§ TO DO
Copy out the records precisely, omitting pictures.

____ INPUT RECORDS

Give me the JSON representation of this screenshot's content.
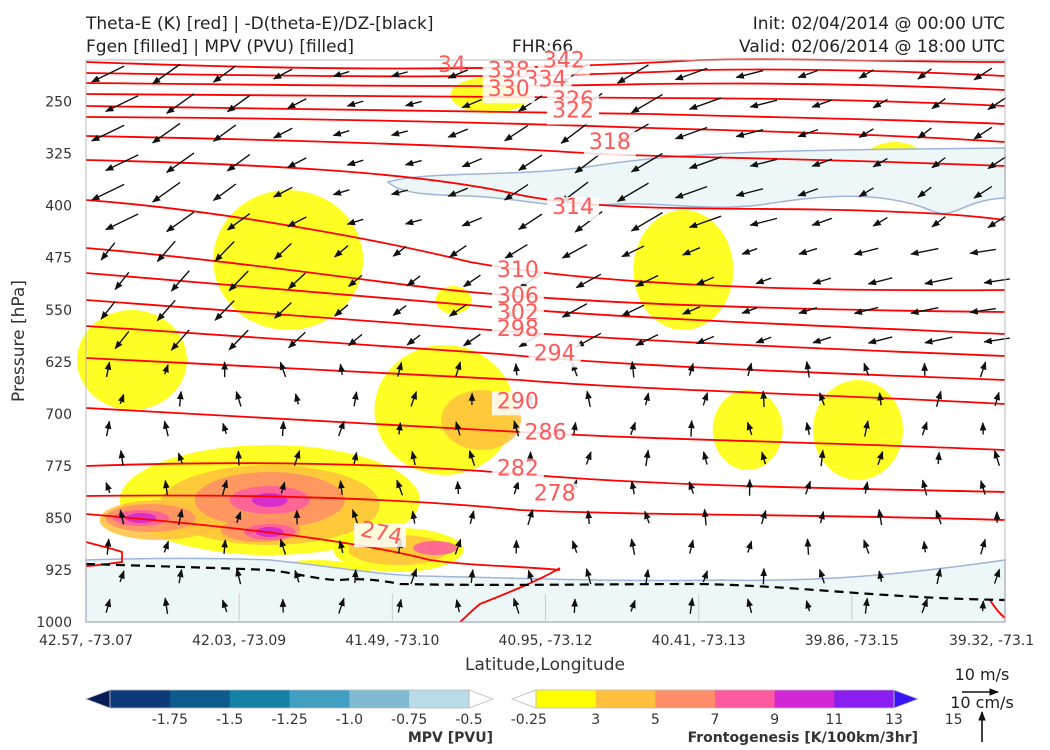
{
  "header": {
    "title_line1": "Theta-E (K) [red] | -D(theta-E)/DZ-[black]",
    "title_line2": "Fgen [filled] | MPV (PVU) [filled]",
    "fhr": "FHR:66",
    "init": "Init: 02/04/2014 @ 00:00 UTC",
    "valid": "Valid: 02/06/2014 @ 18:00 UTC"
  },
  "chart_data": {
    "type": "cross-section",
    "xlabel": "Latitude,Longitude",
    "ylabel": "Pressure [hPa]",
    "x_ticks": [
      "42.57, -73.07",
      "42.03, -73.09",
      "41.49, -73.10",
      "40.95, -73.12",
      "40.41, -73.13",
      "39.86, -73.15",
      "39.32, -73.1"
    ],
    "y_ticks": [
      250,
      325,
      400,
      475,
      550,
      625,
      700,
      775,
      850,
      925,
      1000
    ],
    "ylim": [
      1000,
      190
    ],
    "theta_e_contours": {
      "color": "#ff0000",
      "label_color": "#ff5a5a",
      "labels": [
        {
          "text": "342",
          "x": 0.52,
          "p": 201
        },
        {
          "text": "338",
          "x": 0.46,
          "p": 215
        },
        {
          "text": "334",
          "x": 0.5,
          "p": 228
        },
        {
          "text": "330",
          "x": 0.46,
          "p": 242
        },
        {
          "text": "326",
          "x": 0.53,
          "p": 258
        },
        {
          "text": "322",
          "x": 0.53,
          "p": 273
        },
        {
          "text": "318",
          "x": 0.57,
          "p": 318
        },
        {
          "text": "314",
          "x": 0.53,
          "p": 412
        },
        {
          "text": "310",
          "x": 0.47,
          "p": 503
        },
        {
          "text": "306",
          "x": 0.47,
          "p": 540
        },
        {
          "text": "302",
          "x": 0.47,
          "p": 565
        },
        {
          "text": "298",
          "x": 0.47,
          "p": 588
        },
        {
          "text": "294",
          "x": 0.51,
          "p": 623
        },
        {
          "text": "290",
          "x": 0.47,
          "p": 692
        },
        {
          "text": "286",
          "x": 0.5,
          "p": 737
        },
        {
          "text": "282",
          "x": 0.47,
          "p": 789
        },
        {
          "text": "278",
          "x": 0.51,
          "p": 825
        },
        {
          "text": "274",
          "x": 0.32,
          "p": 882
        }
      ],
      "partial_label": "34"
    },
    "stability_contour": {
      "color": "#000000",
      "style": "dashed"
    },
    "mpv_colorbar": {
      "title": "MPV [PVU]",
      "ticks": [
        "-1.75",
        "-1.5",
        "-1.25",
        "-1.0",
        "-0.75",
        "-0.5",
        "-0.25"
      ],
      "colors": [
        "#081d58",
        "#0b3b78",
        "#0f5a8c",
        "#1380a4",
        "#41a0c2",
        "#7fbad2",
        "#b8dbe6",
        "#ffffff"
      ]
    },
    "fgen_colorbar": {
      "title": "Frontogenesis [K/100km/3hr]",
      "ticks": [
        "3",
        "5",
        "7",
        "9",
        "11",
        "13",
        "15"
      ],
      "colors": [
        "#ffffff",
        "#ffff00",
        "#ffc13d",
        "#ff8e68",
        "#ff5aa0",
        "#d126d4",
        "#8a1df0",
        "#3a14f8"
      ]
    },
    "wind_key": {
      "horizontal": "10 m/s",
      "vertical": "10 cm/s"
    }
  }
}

________

§ RESULT
Give me the JSON representation of this screenshot's content.
{
  "header": {
    "title_line1": "Theta-E (K) [red] | -D(theta-E)/DZ-[black]",
    "title_line2": "Fgen [filled] | MPV (PVU) [filled]",
    "fhr": "FHR:66",
    "init": "Init: 02/04/2014 @ 00:00 UTC",
    "valid": "Valid: 02/06/2014 @ 18:00 UTC"
  },
  "chart_data": {
    "type": "cross-section",
    "xlabel": "Latitude,Longitude",
    "ylabel": "Pressure [hPa]",
    "x_ticks": [
      "42.57, -73.07",
      "42.03, -73.09",
      "41.49, -73.10",
      "40.95, -73.12",
      "40.41, -73.13",
      "39.86, -73.15",
      "39.32, -73.1"
    ],
    "y_ticks": [
      250,
      325,
      400,
      475,
      550,
      625,
      700,
      775,
      850,
      925,
      1000
    ],
    "ylim": [
      1000,
      190
    ],
    "theta_e_contours": {
      "color": "#ff0000",
      "label_color": "#ff5a5a",
      "labels": [
        {
          "text": "342",
          "x": 0.52,
          "p": 201
        },
        {
          "text": "338",
          "x": 0.46,
          "p": 215
        },
        {
          "text": "334",
          "x": 0.5,
          "p": 228
        },
        {
          "text": "330",
          "x": 0.46,
          "p": 242
        },
        {
          "text": "326",
          "x": 0.53,
          "p": 258
        },
        {
          "text": "322",
          "x": 0.53,
          "p": 273
        },
        {
          "text": "318",
          "x": 0.57,
          "p": 318
        },
        {
          "text": "314",
          "x": 0.53,
          "p": 412
        },
        {
          "text": "310",
          "x": 0.47,
          "p": 503
        },
        {
          "text": "306",
          "x": 0.47,
          "p": 540
        },
        {
          "text": "302",
          "x": 0.47,
          "p": 565
        },
        {
          "text": "298",
          "x": 0.47,
          "p": 588
        },
        {
          "text": "294",
          "x": 0.51,
          "p": 623
        },
        {
          "text": "290",
          "x": 0.47,
          "p": 692
        },
        {
          "text": "286",
          "x": 0.5,
          "p": 737
        },
        {
          "text": "282",
          "x": 0.47,
          "p": 789
        },
        {
          "text": "278",
          "x": 0.51,
          "p": 825
        },
        {
          "text": "274",
          "x": 0.32,
          "p": 882
        }
      ],
      "partial_label": "34"
    },
    "stability_contour": {
      "color": "#000000",
      "style": "dashed"
    },
    "mpv_colorbar": {
      "title": "MPV [PVU]",
      "ticks": [
        "-1.75",
        "-1.5",
        "-1.25",
        "-1.0",
        "-0.75",
        "-0.5",
        "-0.25"
      ],
      "colors": [
        "#081d58",
        "#0b3b78",
        "#0f5a8c",
        "#1380a4",
        "#41a0c2",
        "#7fbad2",
        "#b8dbe6",
        "#ffffff"
      ]
    },
    "fgen_colorbar": {
      "title": "Frontogenesis [K/100km/3hr]",
      "ticks": [
        "3",
        "5",
        "7",
        "9",
        "11",
        "13",
        "15"
      ],
      "colors": [
        "#ffffff",
        "#ffff00",
        "#ffc13d",
        "#ff8e68",
        "#ff5aa0",
        "#d126d4",
        "#8a1df0",
        "#3a14f8"
      ]
    },
    "wind_key": {
      "horizontal": "10 m/s",
      "vertical": "10 cm/s"
    }
  }
}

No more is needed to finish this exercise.